Stored records:

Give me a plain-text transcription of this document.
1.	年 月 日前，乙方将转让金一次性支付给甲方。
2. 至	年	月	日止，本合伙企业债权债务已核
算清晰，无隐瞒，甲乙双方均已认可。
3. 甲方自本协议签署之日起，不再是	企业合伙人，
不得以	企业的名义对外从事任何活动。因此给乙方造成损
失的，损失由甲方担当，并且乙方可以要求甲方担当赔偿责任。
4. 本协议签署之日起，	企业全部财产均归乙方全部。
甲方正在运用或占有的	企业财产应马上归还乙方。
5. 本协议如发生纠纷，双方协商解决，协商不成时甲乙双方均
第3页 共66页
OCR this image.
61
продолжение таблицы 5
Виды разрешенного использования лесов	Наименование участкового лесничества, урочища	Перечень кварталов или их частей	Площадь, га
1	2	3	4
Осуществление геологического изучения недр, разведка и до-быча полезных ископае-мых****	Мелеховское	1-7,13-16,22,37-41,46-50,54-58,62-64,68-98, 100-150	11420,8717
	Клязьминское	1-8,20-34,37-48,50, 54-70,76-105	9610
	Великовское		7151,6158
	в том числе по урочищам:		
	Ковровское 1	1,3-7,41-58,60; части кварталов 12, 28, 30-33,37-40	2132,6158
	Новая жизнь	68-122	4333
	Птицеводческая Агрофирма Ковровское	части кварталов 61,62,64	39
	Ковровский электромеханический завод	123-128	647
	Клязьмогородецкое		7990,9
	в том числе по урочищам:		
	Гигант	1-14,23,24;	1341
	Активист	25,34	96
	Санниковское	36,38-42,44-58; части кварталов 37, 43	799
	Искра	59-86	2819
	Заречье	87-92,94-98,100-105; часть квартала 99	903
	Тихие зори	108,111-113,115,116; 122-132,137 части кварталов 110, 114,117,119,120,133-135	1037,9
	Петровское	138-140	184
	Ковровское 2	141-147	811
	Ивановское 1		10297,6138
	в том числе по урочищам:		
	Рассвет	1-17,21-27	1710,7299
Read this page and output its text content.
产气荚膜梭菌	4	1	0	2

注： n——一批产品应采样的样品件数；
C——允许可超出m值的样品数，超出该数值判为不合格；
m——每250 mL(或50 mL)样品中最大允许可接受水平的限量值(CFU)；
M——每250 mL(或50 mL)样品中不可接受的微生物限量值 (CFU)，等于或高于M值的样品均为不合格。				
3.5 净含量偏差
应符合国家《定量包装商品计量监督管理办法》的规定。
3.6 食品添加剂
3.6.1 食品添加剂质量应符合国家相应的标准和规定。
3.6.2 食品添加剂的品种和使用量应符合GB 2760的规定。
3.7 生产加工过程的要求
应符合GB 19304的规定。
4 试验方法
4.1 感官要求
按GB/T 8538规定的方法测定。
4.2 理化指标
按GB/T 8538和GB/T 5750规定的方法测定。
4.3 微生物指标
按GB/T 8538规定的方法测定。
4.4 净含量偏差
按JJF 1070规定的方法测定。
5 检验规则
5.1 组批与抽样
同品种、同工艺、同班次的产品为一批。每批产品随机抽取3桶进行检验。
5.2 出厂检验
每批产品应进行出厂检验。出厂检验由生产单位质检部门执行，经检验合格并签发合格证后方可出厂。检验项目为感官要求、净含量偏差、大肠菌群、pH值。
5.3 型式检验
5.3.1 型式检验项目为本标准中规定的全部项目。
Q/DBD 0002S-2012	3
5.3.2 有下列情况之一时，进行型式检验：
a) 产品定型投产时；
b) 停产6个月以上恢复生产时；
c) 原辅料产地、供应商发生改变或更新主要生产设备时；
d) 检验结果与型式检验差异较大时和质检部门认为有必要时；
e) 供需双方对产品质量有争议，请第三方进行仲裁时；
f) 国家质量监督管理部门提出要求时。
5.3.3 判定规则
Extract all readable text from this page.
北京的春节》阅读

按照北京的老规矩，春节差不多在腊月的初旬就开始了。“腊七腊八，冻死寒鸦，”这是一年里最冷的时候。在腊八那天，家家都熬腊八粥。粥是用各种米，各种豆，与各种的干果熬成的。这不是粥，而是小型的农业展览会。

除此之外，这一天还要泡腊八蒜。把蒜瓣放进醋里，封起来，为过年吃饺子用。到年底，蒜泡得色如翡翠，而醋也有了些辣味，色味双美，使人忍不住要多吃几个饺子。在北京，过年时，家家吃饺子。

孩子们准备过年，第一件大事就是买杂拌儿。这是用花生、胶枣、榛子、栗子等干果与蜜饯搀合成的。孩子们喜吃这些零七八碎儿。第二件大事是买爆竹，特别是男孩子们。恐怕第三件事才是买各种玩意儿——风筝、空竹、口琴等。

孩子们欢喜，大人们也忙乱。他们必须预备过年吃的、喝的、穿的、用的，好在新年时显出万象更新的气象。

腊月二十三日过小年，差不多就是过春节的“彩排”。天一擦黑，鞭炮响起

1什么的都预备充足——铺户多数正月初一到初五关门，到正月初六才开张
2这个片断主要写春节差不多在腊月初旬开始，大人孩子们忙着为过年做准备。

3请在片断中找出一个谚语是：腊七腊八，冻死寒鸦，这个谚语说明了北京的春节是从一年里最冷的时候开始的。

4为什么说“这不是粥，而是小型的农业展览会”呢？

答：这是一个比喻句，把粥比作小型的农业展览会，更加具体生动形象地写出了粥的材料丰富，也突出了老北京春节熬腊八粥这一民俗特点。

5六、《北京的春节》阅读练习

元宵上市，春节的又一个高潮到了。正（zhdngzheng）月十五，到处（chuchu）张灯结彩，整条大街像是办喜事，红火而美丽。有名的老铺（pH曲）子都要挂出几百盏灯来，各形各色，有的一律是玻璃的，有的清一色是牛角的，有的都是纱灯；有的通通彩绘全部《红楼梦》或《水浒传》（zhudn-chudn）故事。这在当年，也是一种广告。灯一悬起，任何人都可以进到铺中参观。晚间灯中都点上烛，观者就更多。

Exercise task: Take the line holding "Extract all readable text from this page." and all lines after it through the end of the data, and set them down exactly.

Written solution:
Extract all readable text from this page.
北京的春节》阅读

按照北京的老规矩，春节差不多在腊月的初旬就开始了。“腊七腊八，冻死寒鸦，”这是一年里最冷的时候。在腊八那天，家家都熬腊八粥。粥是用各种米，各种豆，与各种的干果熬成的。这不是粥，而是小型的农业展览会。

除此之外，这一天还要泡腊八蒜。把蒜瓣放进醋里，封起来，为过年吃饺子用。到年底，蒜泡得色如翡翠，而醋也有了些辣味，色味双美，使人忍不住要多吃几个饺子。在北京，过年时，家家吃饺子。

孩子们准备过年，第一件大事就是买杂拌儿。这是用花生、胶枣、榛子、栗子等干果与蜜饯搀合成的。孩子们喜吃这些零七八碎儿。第二件大事是买爆竹，特别是男孩子们。恐怕第三件事才是买各种玩意儿——风筝、空竹、口琴等。

孩子们欢喜，大人们也忙乱。他们必须预备过年吃的、喝的、穿的、用的，好在新年时显出万象更新的气象。

腊月二十三日过小年，差不多就是过春节的“彩排”。天一擦黑，鞭炮响起

1什么的都预备充足——铺户多数正月初一到初五关门，到正月初六才开张
2这个片断主要写春节差不多在腊月初旬开始，大人孩子们忙着为过年做准备。

3请在片断中找出一个谚语是：腊七腊八，冻死寒鸦，这个谚语说明了北京的春节是从一年里最冷的时候开始的。

4为什么说“这不是粥，而是小型的农业展览会”呢？

答：这是一个比喻句，把粥比作小型的农业展览会，更加具体生动形象地写出了粥的材料丰富，也突出了老北京春节熬腊八粥这一民俗特点。

5六、《北京的春节》阅读练习

元宵上市，春节的又一个高潮到了。正（zhdngzheng）月十五，到处（chuchu）张灯结彩，整条大街像是办喜事，红火而美丽。有名的老铺（pH曲）子都要挂出几百盏灯来，各形各色，有的一律是玻璃的，有的清一色是牛角的，有的都是纱灯；有的通通彩绘全部《红楼梦》或《水浒传》（zhudn-chudn）故事。这在当年，也是一种广告。灯一悬起，任何人都可以进到铺中参观。晚间灯中都点上烛，观者就更多。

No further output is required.